======== Task material ========

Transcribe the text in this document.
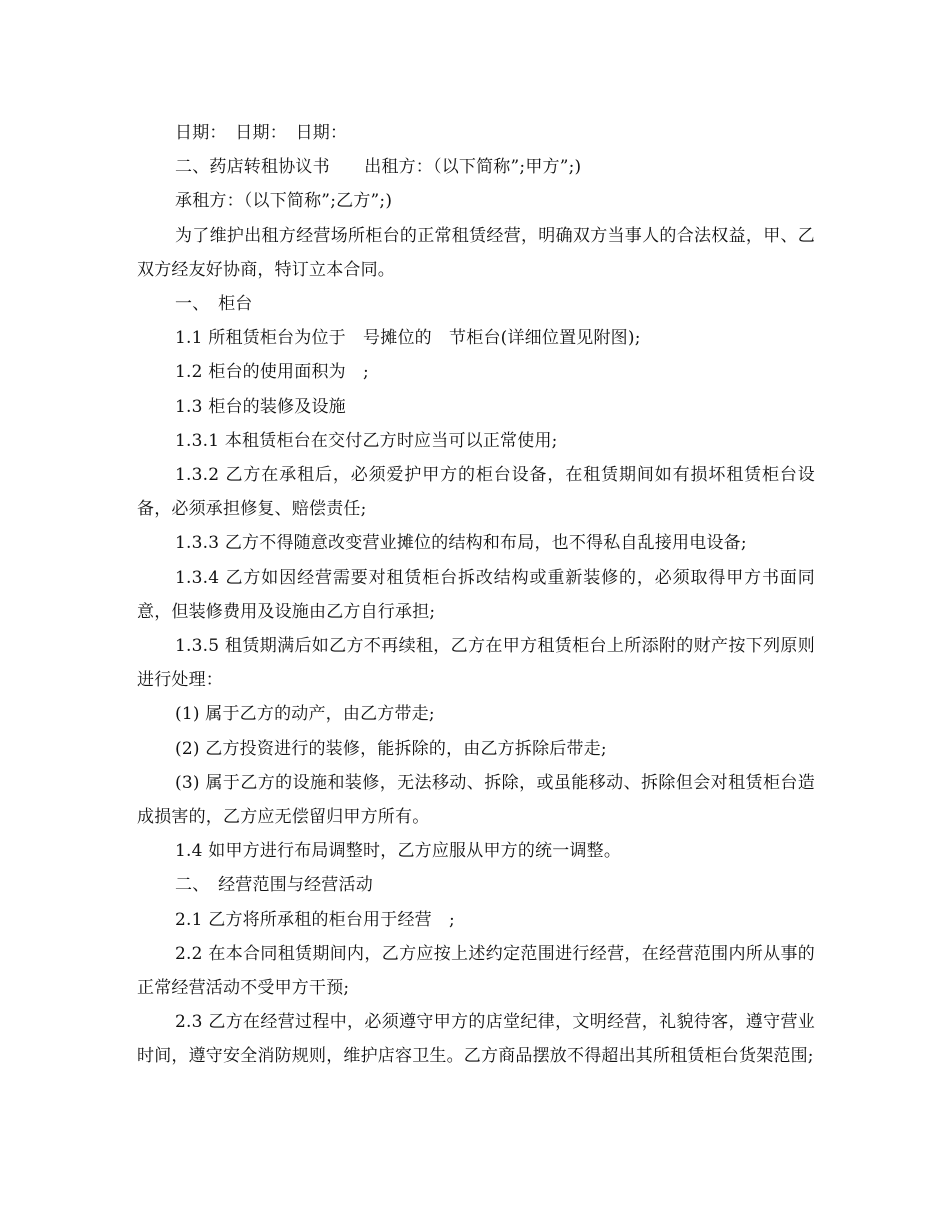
日期：　日期：　日期：

二、药店转租协议书　　出租方：（以下简称”;甲方”;)

承租方：（以下简称”;乙方”;)

为了维护出租方经营场所柜台的正常租赁经营，明确双方当事人的合法权益，甲、乙双方经友好协商，特订立本合同。

一、　柜台

1.1 所租赁柜台为位于　号摊位的　节柜台(详细位置见附图);

1.2 柜台的使用面积为　;

1.3 柜台的装修及设施

1.3.1 本租赁柜台在交付乙方时应当可以正常使用;

1.3.2 乙方在承租后，必须爱护甲方的柜台设备，在租赁期间如有损坏租赁柜台设备，必须承担修复、赔偿责任;

1.3.3 乙方不得随意改变营业摊位的结构和布局，也不得私自乱接用电设备;

1.3.4 乙方如因经营需要对租赁柜台拆改结构或重新装修的，必须取得甲方书面同意，但装修费用及设施由乙方自行承担;

1.3.5 租赁期满后如乙方不再续租，乙方在甲方租赁柜台上所添附的财产按下列原则进行处理：

(1) 属于乙方的动产，由乙方带走;

(2) 乙方投资进行的装修，能拆除的，由乙方拆除后带走;

(3) 属于乙方的设施和装修，无法移动、拆除，或虽能移动、拆除但会对租赁柜台造成损害的，乙方应无偿留归甲方所有。

1.4 如甲方进行布局调整时，乙方应服从甲方的统一调整。

二、　经营范围与经营活动

2.1 乙方将所承租的柜台用于经营　;

2.2 在本合同租赁期间内，乙方应按上述约定范围进行经营，在经营范围内所从事的正常经营活动不受甲方干预;

2.3 乙方在经营过程中，必须遵守甲方的店堂纪律，文明经营，礼貌待客，遵守营业时间，遵守安全消防规则，维护店容卫生。乙方商品摆放不得超出其所租赁柜台货架范围;
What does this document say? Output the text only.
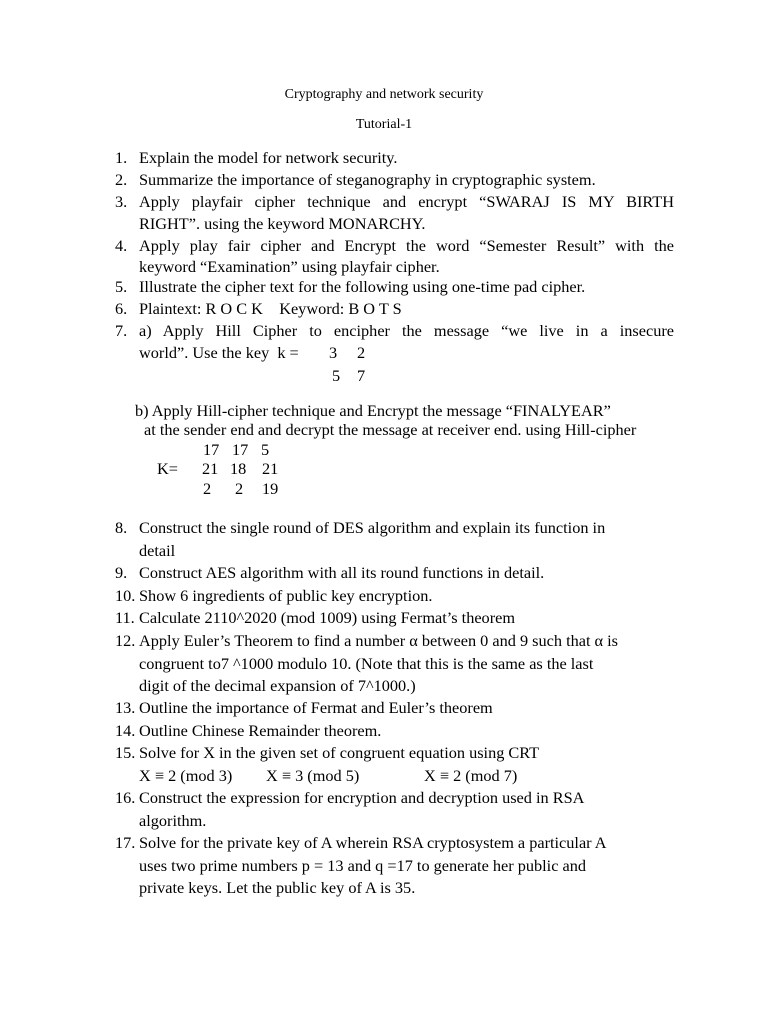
Cryptography and network security
Tutorial-1
1. Explain the model for network security.
2. Summarize the importance of steganography in cryptographic system.
3. Apply playfair cipher technique and encrypt “SWARAJ IS MY BIRTH
RIGHT”. using the keyword MONARCHY.
4. Apply play fair cipher and Encrypt the word “Semester Result” with the
keyword “Examination” using playfair cipher.
5. Illustrate the cipher text for the following using one-time pad cipher.
6. Plaintext: R O C K    Keyword: B O T S
7. a) Apply Hill Cipher to encipher the message “we live in a insecure
world”. Use the key  k = 3 2
5 7
b) Apply Hill-cipher technique and Encrypt the message “FINALYEAR”
at the sender end and decrypt the message at receiver end. using Hill-cipher
17 17 5
K= 21 18 21
2 2 19
8. Construct the single round of DES algorithm and explain its function in
detail
9. Construct AES algorithm with all its round functions in detail.
10. Show 6 ingredients of public key encryption.
11. Calculate 2110^2020 (mod 1009) using Fermat’s theorem
12. Apply Euler’s Theorem to find a number α between 0 and 9 such that α is
congruent to7 ^1000 modulo 10. (Note that this is the same as the last
digit of the decimal expansion of 7^1000.)
13. Outline the importance of Fermat and Euler’s theorem
14. Outline Chinese Remainder theorem.
15. Solve for X in the given set of congruent equation using CRT
X ≡ 2 (mod 3) X ≡ 3 (mod 5)	X ≡ 2 (mod 7)
16. Construct the expression for encryption and decryption used in RSA
algorithm.
17. Solve for the private key of A wherein RSA cryptosystem a particular A
uses two prime numbers p = 13 and q =17 to generate her public and
private keys. Let the public key of A is 35.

========

● Exercise instructions
Every line of text is to be repeated exactly; pictures are left out.

● Expected answer
Transcribe the text in this document.
日期：　日期：　日期：

二、药店转租协议书　　出租方：（以下简称”;甲方”;)

承租方：（以下简称”;乙方”;)

为了维护出租方经营场所柜台的正常租赁经营，明确双方当事人的合法权益，甲、乙双方经友好协商，特订立本合同。

一、　柜台

1.1 所租赁柜台为位于　号摊位的　节柜台(详细位置见附图);

1.2 柜台的使用面积为　;

1.3 柜台的装修及设施

1.3.1 本租赁柜台在交付乙方时应当可以正常使用;

1.3.2 乙方在承租后，必须爱护甲方的柜台设备，在租赁期间如有损坏租赁柜台设备，必须承担修复、赔偿责任;

1.3.3 乙方不得随意改变营业摊位的结构和布局，也不得私自乱接用电设备;

1.3.4 乙方如因经营需要对租赁柜台拆改结构或重新装修的，必须取得甲方书面同意，但装修费用及设施由乙方自行承担;

1.3.5 租赁期满后如乙方不再续租，乙方在甲方租赁柜台上所添附的财产按下列原则进行处理：

(1) 属于乙方的动产，由乙方带走;

(2) 乙方投资进行的装修，能拆除的，由乙方拆除后带走;

(3) 属于乙方的设施和装修，无法移动、拆除，或虽能移动、拆除但会对租赁柜台造成损害的，乙方应无偿留归甲方所有。

1.4 如甲方进行布局调整时，乙方应服从甲方的统一调整。

二、　经营范围与经营活动

2.1 乙方将所承租的柜台用于经营　;

2.2 在本合同租赁期间内，乙方应按上述约定范围进行经营，在经营范围内所从事的正常经营活动不受甲方干预;

2.3 乙方在经营过程中，必须遵守甲方的店堂纪律，文明经营，礼貌待客，遵守营业时间，遵守安全消防规则，维护店容卫生。乙方商品摆放不得超出其所租赁柜台货架范围;
What does this document say? Output the text only.
Cryptography and network security
Tutorial-1
1. Explain the model for network security.
2. Summarize the importance of steganography in cryptographic system.
3. Apply playfair cipher technique and encrypt “SWARAJ IS MY BIRTH
RIGHT”. using the keyword MONARCHY.
4. Apply play fair cipher and Encrypt the word “Semester Result” with the
keyword “Examination” using playfair cipher.
5. Illustrate the cipher text for the following using one-time pad cipher.
6. Plaintext: R O C K    Keyword: B O T S
7. a) Apply Hill Cipher to encipher the message “we live in a insecure
world”. Use the key  k = 3 2
5 7
b) Apply Hill-cipher technique and Encrypt the message “FINALYEAR”
at the sender end and decrypt the message at receiver end. using Hill-cipher
17 17 5
K= 21 18 21
2 2 19
8. Construct the single round of DES algorithm and explain its function in
detail
9. Construct AES algorithm with all its round functions in detail.
10. Show 6 ingredients of public key encryption.
11. Calculate 2110^2020 (mod 1009) using Fermat’s theorem
12. Apply Euler’s Theorem to find a number α between 0 and 9 such that α is
congruent to7 ^1000 modulo 10. (Note that this is the same as the last
digit of the decimal expansion of 7^1000.)
13. Outline the importance of Fermat and Euler’s theorem
14. Outline Chinese Remainder theorem.
15. Solve for X in the given set of congruent equation using CRT
X ≡ 2 (mod 3) X ≡ 3 (mod 5)	X ≡ 2 (mod 7)
16. Construct the expression for encryption and decryption used in RSA
algorithm.
17. Solve for the private key of A wherein RSA cryptosystem a particular A
uses two prime numbers p = 13 and q =17 to generate her public and
private keys. Let the public key of A is 35.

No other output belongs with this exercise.